DIRECTION:
Here are some records. Copy each one exactly.

** START OF LISTING **

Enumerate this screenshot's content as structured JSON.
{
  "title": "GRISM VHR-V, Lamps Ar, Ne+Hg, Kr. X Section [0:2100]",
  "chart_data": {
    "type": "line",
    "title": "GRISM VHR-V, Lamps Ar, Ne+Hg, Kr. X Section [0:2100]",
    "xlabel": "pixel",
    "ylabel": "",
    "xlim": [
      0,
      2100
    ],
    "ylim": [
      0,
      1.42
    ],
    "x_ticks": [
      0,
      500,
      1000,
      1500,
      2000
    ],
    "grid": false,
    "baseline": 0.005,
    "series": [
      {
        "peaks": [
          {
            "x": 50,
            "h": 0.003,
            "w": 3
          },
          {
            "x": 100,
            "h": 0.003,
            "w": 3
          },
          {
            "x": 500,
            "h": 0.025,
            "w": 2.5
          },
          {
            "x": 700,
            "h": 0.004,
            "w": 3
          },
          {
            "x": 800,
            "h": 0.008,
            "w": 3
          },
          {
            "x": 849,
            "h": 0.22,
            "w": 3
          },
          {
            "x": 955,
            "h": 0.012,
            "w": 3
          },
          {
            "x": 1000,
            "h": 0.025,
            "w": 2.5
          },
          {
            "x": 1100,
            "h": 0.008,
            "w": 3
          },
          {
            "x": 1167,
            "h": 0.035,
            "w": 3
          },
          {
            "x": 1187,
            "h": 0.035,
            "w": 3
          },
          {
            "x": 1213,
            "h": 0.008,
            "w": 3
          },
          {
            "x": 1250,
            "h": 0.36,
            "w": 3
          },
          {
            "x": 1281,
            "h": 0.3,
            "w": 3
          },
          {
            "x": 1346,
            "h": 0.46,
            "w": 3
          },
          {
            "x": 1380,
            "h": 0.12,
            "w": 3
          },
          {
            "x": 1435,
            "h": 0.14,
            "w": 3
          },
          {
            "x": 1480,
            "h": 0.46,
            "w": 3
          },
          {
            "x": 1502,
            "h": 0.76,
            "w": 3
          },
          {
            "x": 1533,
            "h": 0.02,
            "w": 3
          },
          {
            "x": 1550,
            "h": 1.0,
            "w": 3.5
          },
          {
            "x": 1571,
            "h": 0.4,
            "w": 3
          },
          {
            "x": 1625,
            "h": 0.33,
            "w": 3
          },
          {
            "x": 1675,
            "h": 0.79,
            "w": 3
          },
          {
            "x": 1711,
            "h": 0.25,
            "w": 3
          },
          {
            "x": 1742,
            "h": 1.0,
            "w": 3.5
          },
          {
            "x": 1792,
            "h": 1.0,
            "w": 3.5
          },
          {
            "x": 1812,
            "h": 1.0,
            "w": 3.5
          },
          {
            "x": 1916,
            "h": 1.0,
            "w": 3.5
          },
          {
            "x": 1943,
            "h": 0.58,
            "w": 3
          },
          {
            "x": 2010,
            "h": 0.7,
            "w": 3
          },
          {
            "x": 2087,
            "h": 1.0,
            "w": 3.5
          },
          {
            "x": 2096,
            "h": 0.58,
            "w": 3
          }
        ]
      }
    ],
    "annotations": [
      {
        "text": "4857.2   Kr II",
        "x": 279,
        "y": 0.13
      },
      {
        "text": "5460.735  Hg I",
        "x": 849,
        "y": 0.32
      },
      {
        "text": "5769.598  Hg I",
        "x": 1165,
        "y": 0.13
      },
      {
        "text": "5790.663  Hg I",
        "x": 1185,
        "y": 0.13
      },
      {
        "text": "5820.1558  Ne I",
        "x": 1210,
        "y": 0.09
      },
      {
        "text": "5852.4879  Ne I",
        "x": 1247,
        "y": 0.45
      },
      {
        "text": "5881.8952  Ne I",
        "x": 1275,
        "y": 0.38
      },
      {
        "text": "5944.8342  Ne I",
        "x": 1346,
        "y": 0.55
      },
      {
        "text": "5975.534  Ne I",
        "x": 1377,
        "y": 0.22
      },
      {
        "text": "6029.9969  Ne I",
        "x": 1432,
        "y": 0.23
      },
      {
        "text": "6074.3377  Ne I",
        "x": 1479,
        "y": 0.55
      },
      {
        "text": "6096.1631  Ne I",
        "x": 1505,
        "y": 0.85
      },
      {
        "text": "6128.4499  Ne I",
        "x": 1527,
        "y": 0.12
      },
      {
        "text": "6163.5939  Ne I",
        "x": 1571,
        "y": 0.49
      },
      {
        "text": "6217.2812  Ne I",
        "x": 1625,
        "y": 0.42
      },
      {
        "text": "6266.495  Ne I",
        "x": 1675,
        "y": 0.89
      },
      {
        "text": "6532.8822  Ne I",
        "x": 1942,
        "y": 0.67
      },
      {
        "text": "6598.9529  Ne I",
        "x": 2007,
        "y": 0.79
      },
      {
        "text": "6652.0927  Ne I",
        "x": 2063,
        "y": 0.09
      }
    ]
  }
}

** END OF LISTING **

RESULT:
Enumerate this screenshot's content as structured JSON.
{
  "title": "GRISM VHR-V, Lamps Ar, Ne+Hg, Kr. X Section [0:2100]",
  "chart_data": {
    "type": "line",
    "title": "GRISM VHR-V, Lamps Ar, Ne+Hg, Kr. X Section [0:2100]",
    "xlabel": "pixel",
    "ylabel": "",
    "xlim": [
      0,
      2100
    ],
    "ylim": [
      0,
      1.42
    ],
    "x_ticks": [
      0,
      500,
      1000,
      1500,
      2000
    ],
    "grid": false,
    "baseline": 0.005,
    "series": [
      {
        "peaks": [
          {
            "x": 50,
            "h": 0.003,
            "w": 3
          },
          {
            "x": 100,
            "h": 0.003,
            "w": 3
          },
          {
            "x": 500,
            "h": 0.025,
            "w": 2.5
          },
          {
            "x": 700,
            "h": 0.004,
            "w": 3
          },
          {
            "x": 800,
            "h": 0.008,
            "w": 3
          },
          {
            "x": 849,
            "h": 0.22,
            "w": 3
          },
          {
            "x": 955,
            "h": 0.012,
            "w": 3
          },
          {
            "x": 1000,
            "h": 0.025,
            "w": 2.5
          },
          {
            "x": 1100,
            "h": 0.008,
            "w": 3
          },
          {
            "x": 1167,
            "h": 0.035,
            "w": 3
          },
          {
            "x": 1187,
            "h": 0.035,
            "w": 3
          },
          {
            "x": 1213,
            "h": 0.008,
            "w": 3
          },
          {
            "x": 1250,
            "h": 0.36,
            "w": 3
          },
          {
            "x": 1281,
            "h": 0.3,
            "w": 3
          },
          {
            "x": 1346,
            "h": 0.46,
            "w": 3
          },
          {
            "x": 1380,
            "h": 0.12,
            "w": 3
          },
          {
            "x": 1435,
            "h": 0.14,
            "w": 3
          },
          {
            "x": 1480,
            "h": 0.46,
            "w": 3
          },
          {
            "x": 1502,
            "h": 0.76,
            "w": 3
          },
          {
            "x": 1533,
            "h": 0.02,
            "w": 3
          },
          {
            "x": 1550,
            "h": 1.0,
            "w": 3.5
          },
          {
            "x": 1571,
            "h": 0.4,
            "w": 3
          },
          {
            "x": 1625,
            "h": 0.33,
            "w": 3
          },
          {
            "x": 1675,
            "h": 0.79,
            "w": 3
          },
          {
            "x": 1711,
            "h": 0.25,
            "w": 3
          },
          {
            "x": 1742,
            "h": 1.0,
            "w": 3.5
          },
          {
            "x": 1792,
            "h": 1.0,
            "w": 3.5
          },
          {
            "x": 1812,
            "h": 1.0,
            "w": 3.5
          },
          {
            "x": 1916,
            "h": 1.0,
            "w": 3.5
          },
          {
            "x": 1943,
            "h": 0.58,
            "w": 3
          },
          {
            "x": 2010,
            "h": 0.7,
            "w": 3
          },
          {
            "x": 2087,
            "h": 1.0,
            "w": 3.5
          },
          {
            "x": 2096,
            "h": 0.58,
            "w": 3
          }
        ]
      }
    ],
    "annotations": [
      {
        "text": "4857.2   Kr II",
        "x": 279,
        "y": 0.13
      },
      {
        "text": "5460.735  Hg I",
        "x": 849,
        "y": 0.32
      },
      {
        "text": "5769.598  Hg I",
        "x": 1165,
        "y": 0.13
      },
      {
        "text": "5790.663  Hg I",
        "x": 1185,
        "y": 0.13
      },
      {
        "text": "5820.1558  Ne I",
        "x": 1210,
        "y": 0.09
      },
      {
        "text": "5852.4879  Ne I",
        "x": 1247,
        "y": 0.45
      },
      {
        "text": "5881.8952  Ne I",
        "x": 1275,
        "y": 0.38
      },
      {
        "text": "5944.8342  Ne I",
        "x": 1346,
        "y": 0.55
      },
      {
        "text": "5975.534  Ne I",
        "x": 1377,
        "y": 0.22
      },
      {
        "text": "6029.9969  Ne I",
        "x": 1432,
        "y": 0.23
      },
      {
        "text": "6074.3377  Ne I",
        "x": 1479,
        "y": 0.55
      },
      {
        "text": "6096.1631  Ne I",
        "x": 1505,
        "y": 0.85
      },
      {
        "text": "6128.4499  Ne I",
        "x": 1527,
        "y": 0.12
      },
      {
        "text": "6163.5939  Ne I",
        "x": 1571,
        "y": 0.49
      },
      {
        "text": "6217.2812  Ne I",
        "x": 1625,
        "y": 0.42
      },
      {
        "text": "6266.495  Ne I",
        "x": 1675,
        "y": 0.89
      },
      {
        "text": "6532.8822  Ne I",
        "x": 1942,
        "y": 0.67
      },
      {
        "text": "6598.9529  Ne I",
        "x": 2007,
        "y": 0.79
      },
      {
        "text": "6652.0927  Ne I",
        "x": 2063,
        "y": 0.09
      }
    ]
  }
}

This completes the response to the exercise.